Problem to solve
In the records below, pick out all lines containing the word "What".

## Start

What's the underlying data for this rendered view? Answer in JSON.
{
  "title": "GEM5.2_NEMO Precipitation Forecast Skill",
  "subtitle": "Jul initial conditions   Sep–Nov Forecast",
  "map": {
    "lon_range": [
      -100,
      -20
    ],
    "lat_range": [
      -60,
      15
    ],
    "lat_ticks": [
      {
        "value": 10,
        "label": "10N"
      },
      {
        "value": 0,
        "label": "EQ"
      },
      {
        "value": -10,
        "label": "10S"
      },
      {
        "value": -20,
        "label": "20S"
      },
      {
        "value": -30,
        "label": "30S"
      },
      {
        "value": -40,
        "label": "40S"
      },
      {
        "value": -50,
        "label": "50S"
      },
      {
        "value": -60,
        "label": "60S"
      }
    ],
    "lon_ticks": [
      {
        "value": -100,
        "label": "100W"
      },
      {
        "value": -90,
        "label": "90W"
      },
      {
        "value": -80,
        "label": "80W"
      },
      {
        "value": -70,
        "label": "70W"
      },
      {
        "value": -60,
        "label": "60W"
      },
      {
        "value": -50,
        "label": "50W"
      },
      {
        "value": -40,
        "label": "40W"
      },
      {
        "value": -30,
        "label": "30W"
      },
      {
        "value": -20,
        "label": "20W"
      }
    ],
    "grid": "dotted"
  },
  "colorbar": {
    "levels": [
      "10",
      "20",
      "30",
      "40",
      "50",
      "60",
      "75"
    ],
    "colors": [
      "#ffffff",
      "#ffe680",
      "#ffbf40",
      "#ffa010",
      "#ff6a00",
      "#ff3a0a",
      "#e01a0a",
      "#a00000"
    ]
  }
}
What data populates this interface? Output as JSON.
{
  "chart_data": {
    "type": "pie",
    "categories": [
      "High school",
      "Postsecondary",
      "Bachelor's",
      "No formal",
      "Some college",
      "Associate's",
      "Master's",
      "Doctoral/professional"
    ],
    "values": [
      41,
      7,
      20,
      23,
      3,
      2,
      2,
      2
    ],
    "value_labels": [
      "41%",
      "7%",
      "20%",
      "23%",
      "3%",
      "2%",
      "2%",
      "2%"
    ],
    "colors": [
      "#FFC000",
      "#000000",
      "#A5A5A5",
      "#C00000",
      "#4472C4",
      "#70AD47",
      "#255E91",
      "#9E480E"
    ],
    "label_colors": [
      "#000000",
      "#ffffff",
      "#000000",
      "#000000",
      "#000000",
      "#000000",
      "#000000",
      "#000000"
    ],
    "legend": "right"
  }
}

## End

Finished task
What's the underlying data for this rendered view? Answer in JSON.
What data populates this interface? Output as JSON.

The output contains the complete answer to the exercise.